- [Task directions] Below is a listing; copy all of it exactly.

Dataset listings of figures:
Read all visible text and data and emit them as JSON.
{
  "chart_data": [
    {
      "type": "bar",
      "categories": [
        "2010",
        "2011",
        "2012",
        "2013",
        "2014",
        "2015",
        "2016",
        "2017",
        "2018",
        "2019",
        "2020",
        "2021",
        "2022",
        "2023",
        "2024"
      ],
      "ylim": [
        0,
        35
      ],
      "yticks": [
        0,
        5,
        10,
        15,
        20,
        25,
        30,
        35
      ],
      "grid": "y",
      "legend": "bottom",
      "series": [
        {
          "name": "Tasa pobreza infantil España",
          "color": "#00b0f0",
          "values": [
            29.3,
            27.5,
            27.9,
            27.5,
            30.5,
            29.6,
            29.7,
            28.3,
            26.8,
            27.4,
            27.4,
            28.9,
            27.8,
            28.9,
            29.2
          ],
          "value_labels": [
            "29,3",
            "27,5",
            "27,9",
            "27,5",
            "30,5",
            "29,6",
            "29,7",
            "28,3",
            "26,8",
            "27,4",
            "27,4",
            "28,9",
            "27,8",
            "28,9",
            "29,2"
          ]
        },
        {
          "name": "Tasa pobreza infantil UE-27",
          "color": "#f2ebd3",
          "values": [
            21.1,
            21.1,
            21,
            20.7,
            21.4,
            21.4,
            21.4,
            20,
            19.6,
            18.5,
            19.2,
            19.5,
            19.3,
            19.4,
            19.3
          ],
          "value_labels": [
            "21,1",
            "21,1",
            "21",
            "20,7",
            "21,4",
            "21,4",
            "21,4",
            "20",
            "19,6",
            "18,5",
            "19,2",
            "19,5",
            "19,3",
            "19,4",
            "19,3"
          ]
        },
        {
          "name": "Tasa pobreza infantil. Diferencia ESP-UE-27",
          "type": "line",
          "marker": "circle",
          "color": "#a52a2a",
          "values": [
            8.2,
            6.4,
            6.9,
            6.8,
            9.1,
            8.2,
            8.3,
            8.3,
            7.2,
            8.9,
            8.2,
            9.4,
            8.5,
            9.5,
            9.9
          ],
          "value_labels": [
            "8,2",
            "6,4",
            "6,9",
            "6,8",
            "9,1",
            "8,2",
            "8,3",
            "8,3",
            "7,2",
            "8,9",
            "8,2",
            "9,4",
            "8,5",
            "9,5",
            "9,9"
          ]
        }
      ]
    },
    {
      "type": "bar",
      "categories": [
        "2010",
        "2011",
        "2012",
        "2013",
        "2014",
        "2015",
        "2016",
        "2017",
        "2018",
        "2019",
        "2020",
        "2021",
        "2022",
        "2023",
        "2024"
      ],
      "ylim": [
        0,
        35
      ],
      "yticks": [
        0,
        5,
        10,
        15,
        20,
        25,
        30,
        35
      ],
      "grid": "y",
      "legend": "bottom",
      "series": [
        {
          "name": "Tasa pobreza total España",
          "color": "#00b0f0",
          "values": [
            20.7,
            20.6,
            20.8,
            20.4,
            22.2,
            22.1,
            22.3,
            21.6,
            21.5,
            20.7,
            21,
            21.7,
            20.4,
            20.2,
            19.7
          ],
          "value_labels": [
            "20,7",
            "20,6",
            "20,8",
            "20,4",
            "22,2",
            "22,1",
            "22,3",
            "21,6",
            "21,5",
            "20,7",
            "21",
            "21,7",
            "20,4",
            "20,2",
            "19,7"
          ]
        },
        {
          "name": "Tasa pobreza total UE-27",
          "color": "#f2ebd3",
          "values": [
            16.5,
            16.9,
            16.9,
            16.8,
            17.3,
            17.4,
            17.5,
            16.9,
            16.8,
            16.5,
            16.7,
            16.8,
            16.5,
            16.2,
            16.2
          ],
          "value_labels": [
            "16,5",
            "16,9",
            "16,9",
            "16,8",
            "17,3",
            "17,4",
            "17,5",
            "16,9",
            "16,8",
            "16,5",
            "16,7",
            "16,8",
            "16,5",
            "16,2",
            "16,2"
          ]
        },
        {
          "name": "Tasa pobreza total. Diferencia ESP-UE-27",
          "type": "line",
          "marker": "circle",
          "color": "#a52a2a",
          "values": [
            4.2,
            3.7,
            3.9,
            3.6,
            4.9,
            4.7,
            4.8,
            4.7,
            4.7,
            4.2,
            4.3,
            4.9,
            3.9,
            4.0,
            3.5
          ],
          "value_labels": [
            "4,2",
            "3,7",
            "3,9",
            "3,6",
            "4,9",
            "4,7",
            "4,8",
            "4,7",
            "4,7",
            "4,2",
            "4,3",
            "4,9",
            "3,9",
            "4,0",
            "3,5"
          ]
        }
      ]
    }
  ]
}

- [Complete output]
Read all visible text and data and emit them as JSON.
{
  "chart_data": [
    {
      "type": "bar",
      "categories": [
        "2010",
        "2011",
        "2012",
        "2013",
        "2014",
        "2015",
        "2016",
        "2017",
        "2018",
        "2019",
        "2020",
        "2021",
        "2022",
        "2023",
        "2024"
      ],
      "ylim": [
        0,
        35
      ],
      "yticks": [
        0,
        5,
        10,
        15,
        20,
        25,
        30,
        35
      ],
      "grid": "y",
      "legend": "bottom",
      "series": [
        {
          "name": "Tasa pobreza infantil España",
          "color": "#00b0f0",
          "values": [
            29.3,
            27.5,
            27.9,
            27.5,
            30.5,
            29.6,
            29.7,
            28.3,
            26.8,
            27.4,
            27.4,
            28.9,
            27.8,
            28.9,
            29.2
          ],
          "value_labels": [
            "29,3",
            "27,5",
            "27,9",
            "27,5",
            "30,5",
            "29,6",
            "29,7",
            "28,3",
            "26,8",
            "27,4",
            "27,4",
            "28,9",
            "27,8",
            "28,9",
            "29,2"
          ]
        },
        {
          "name": "Tasa pobreza infantil UE-27",
          "color": "#f2ebd3",
          "values": [
            21.1,
            21.1,
            21,
            20.7,
            21.4,
            21.4,
            21.4,
            20,
            19.6,
            18.5,
            19.2,
            19.5,
            19.3,
            19.4,
            19.3
          ],
          "value_labels": [
            "21,1",
            "21,1",
            "21",
            "20,7",
            "21,4",
            "21,4",
            "21,4",
            "20",
            "19,6",
            "18,5",
            "19,2",
            "19,5",
            "19,3",
            "19,4",
            "19,3"
          ]
        },
        {
          "name": "Tasa pobreza infantil. Diferencia ESP-UE-27",
          "type": "line",
          "marker": "circle",
          "color": "#a52a2a",
          "values": [
            8.2,
            6.4,
            6.9,
            6.8,
            9.1,
            8.2,
            8.3,
            8.3,
            7.2,
            8.9,
            8.2,
            9.4,
            8.5,
            9.5,
            9.9
          ],
          "value_labels": [
            "8,2",
            "6,4",
            "6,9",
            "6,8",
            "9,1",
            "8,2",
            "8,3",
            "8,3",
            "7,2",
            "8,9",
            "8,2",
            "9,4",
            "8,5",
            "9,5",
            "9,9"
          ]
        }
      ]
    },
    {
      "type": "bar",
      "categories": [
        "2010",
        "2011",
        "2012",
        "2013",
        "2014",
        "2015",
        "2016",
        "2017",
        "2018",
        "2019",
        "2020",
        "2021",
        "2022",
        "2023",
        "2024"
      ],
      "ylim": [
        0,
        35
      ],
      "yticks": [
        0,
        5,
        10,
        15,
        20,
        25,
        30,
        35
      ],
      "grid": "y",
      "legend": "bottom",
      "series": [
        {
          "name": "Tasa pobreza total España",
          "color": "#00b0f0",
          "values": [
            20.7,
            20.6,
            20.8,
            20.4,
            22.2,
            22.1,
            22.3,
            21.6,
            21.5,
            20.7,
            21,
            21.7,
            20.4,
            20.2,
            19.7
          ],
          "value_labels": [
            "20,7",
            "20,6",
            "20,8",
            "20,4",
            "22,2",
            "22,1",
            "22,3",
            "21,6",
            "21,5",
            "20,7",
            "21",
            "21,7",
            "20,4",
            "20,2",
            "19,7"
          ]
        },
        {
          "name": "Tasa pobreza total UE-27",
          "color": "#f2ebd3",
          "values": [
            16.5,
            16.9,
            16.9,
            16.8,
            17.3,
            17.4,
            17.5,
            16.9,
            16.8,
            16.5,
            16.7,
            16.8,
            16.5,
            16.2,
            16.2
          ],
          "value_labels": [
            "16,5",
            "16,9",
            "16,9",
            "16,8",
            "17,3",
            "17,4",
            "17,5",
            "16,9",
            "16,8",
            "16,5",
            "16,7",
            "16,8",
            "16,5",
            "16,2",
            "16,2"
          ]
        },
        {
          "name": "Tasa pobreza total. Diferencia ESP-UE-27",
          "type": "line",
          "marker": "circle",
          "color": "#a52a2a",
          "values": [
            4.2,
            3.7,
            3.9,
            3.6,
            4.9,
            4.7,
            4.8,
            4.7,
            4.7,
            4.2,
            4.3,
            4.9,
            3.9,
            4.0,
            3.5
          ],
          "value_labels": [
            "4,2",
            "3,7",
            "3,9",
            "3,6",
            "4,9",
            "4,7",
            "4,8",
            "4,7",
            "4,7",
            "4,2",
            "4,3",
            "4,9",
            "3,9",
            "4,0",
            "3,5"
          ]
        }
      ]
    }
  ]
}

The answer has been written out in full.